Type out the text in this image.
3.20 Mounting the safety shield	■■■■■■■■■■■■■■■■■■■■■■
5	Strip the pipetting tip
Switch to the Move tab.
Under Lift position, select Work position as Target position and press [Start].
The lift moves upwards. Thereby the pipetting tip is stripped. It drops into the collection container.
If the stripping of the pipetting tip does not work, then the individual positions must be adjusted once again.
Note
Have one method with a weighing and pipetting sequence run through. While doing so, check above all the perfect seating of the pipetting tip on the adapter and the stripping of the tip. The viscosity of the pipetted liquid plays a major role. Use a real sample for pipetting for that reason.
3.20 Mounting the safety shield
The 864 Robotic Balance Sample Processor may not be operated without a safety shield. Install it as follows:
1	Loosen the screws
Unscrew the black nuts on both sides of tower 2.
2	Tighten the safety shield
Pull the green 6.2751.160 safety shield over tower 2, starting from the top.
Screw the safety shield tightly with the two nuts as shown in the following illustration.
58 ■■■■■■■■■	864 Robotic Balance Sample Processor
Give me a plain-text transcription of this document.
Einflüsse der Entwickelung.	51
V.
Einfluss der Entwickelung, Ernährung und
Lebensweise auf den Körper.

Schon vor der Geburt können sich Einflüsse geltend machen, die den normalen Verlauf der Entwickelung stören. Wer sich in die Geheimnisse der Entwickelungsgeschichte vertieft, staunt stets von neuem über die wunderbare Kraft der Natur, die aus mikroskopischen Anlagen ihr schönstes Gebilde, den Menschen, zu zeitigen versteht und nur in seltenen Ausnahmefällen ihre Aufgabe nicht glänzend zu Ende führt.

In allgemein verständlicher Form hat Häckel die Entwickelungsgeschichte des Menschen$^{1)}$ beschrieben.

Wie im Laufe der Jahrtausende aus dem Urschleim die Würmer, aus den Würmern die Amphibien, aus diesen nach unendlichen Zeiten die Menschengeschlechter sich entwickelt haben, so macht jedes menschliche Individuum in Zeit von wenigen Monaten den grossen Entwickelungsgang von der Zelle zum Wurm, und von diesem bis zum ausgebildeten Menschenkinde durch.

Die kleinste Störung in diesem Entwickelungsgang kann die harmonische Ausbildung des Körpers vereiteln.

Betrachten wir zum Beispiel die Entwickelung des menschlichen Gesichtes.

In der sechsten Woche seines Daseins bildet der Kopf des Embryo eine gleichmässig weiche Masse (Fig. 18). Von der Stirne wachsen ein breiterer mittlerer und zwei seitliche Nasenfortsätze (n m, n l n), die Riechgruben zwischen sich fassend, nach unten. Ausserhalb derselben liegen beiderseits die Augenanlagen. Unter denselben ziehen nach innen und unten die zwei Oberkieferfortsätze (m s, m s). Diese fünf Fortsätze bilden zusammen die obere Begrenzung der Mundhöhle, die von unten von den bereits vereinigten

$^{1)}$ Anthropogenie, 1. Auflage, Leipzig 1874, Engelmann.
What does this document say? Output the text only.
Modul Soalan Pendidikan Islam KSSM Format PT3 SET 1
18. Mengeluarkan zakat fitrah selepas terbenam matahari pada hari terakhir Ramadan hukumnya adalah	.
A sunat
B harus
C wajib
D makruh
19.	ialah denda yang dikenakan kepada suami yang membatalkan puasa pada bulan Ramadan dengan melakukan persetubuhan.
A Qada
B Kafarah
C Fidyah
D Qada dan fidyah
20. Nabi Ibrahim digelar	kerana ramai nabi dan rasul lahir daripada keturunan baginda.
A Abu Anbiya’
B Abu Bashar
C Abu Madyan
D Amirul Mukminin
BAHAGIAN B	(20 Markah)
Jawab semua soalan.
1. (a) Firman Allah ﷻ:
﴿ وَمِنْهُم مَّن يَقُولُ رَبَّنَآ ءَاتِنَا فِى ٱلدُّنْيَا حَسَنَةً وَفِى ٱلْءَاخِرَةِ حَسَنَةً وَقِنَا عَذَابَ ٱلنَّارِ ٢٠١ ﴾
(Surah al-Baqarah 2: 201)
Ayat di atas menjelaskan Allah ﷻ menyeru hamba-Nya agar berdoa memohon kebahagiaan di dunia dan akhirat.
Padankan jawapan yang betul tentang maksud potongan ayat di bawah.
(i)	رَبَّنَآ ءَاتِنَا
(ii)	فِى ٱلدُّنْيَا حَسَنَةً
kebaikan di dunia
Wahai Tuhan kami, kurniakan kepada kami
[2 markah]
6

§ Instruction: Each line of the listing above should be output exactly.

§ Written answer:
Type out the text in this image.
3.20 Mounting the safety shield	■■■■■■■■■■■■■■■■■■■■■■
5	Strip the pipetting tip
Switch to the Move tab.
Under Lift position, select Work position as Target position and press [Start].
The lift moves upwards. Thereby the pipetting tip is stripped. It drops into the collection container.
If the stripping of the pipetting tip does not work, then the individual positions must be adjusted once again.
Note
Have one method with a weighing and pipetting sequence run through. While doing so, check above all the perfect seating of the pipetting tip on the adapter and the stripping of the tip. The viscosity of the pipetted liquid plays a major role. Use a real sample for pipetting for that reason.
3.20 Mounting the safety shield
The 864 Robotic Balance Sample Processor may not be operated without a safety shield. Install it as follows:
1	Loosen the screws
Unscrew the black nuts on both sides of tower 2.
2	Tighten the safety shield
Pull the green 6.2751.160 safety shield over tower 2, starting from the top.
Screw the safety shield tightly with the two nuts as shown in the following illustration.
58 ■■■■■■■■■	864 Robotic Balance Sample Processor
Give me a plain-text transcription of this document.
Einflüsse der Entwickelung.	51
V.
Einfluss der Entwickelung, Ernährung und
Lebensweise auf den Körper.

Schon vor der Geburt können sich Einflüsse geltend machen, die den normalen Verlauf der Entwickelung stören. Wer sich in die Geheimnisse der Entwickelungsgeschichte vertieft, staunt stets von neuem über die wunderbare Kraft der Natur, die aus mikroskopischen Anlagen ihr schönstes Gebilde, den Menschen, zu zeitigen versteht und nur in seltenen Ausnahmefällen ihre Aufgabe nicht glänzend zu Ende führt.

In allgemein verständlicher Form hat Häckel die Entwickelungsgeschichte des Menschen$^{1)}$ beschrieben.

Wie im Laufe der Jahrtausende aus dem Urschleim die Würmer, aus den Würmern die Amphibien, aus diesen nach unendlichen Zeiten die Menschengeschlechter sich entwickelt haben, so macht jedes menschliche Individuum in Zeit von wenigen Monaten den grossen Entwickelungsgang von der Zelle zum Wurm, und von diesem bis zum ausgebildeten Menschenkinde durch.

Die kleinste Störung in diesem Entwickelungsgang kann die harmonische Ausbildung des Körpers vereiteln.

Betrachten wir zum Beispiel die Entwickelung des menschlichen Gesichtes.

In der sechsten Woche seines Daseins bildet der Kopf des Embryo eine gleichmässig weiche Masse (Fig. 18). Von der Stirne wachsen ein breiterer mittlerer und zwei seitliche Nasenfortsätze (n m, n l n), die Riechgruben zwischen sich fassend, nach unten. Ausserhalb derselben liegen beiderseits die Augenanlagen. Unter denselben ziehen nach innen und unten die zwei Oberkieferfortsätze (m s, m s). Diese fünf Fortsätze bilden zusammen die obere Begrenzung der Mundhöhle, die von unten von den bereits vereinigten

$^{1)}$ Anthropogenie, 1. Auflage, Leipzig 1874, Engelmann.
What does this document say? Output the text only.
Modul Soalan Pendidikan Islam KSSM Format PT3 SET 1
18. Mengeluarkan zakat fitrah selepas terbenam matahari pada hari terakhir Ramadan hukumnya adalah	.
A sunat
B harus
C wajib
D makruh
19.	ialah denda yang dikenakan kepada suami yang membatalkan puasa pada bulan Ramadan dengan melakukan persetubuhan.
A Qada
B Kafarah
C Fidyah
D Qada dan fidyah
20. Nabi Ibrahim digelar	kerana ramai nabi dan rasul lahir daripada keturunan baginda.
A Abu Anbiya’
B Abu Bashar
C Abu Madyan
D Amirul Mukminin
BAHAGIAN B	(20 Markah)
Jawab semua soalan.
1. (a) Firman Allah ﷻ:
﴿ وَمِنْهُم مَّن يَقُولُ رَبَّنَآ ءَاتِنَا فِى ٱلدُّنْيَا حَسَنَةً وَفِى ٱلْءَاخِرَةِ حَسَنَةً وَقِنَا عَذَابَ ٱلنَّارِ ٢٠١ ﴾
(Surah al-Baqarah 2: 201)
Ayat di atas menjelaskan Allah ﷻ menyeru hamba-Nya agar berdoa memohon kebahagiaan di dunia dan akhirat.
Padankan jawapan yang betul tentang maksud potongan ayat di bawah.
(i)	رَبَّنَآ ءَاتِنَا
(ii)	فِى ٱلدُّنْيَا حَسَنَةً
kebaikan di dunia
Wahai Tuhan kami, kurniakan kepada kami
[2 markah]
6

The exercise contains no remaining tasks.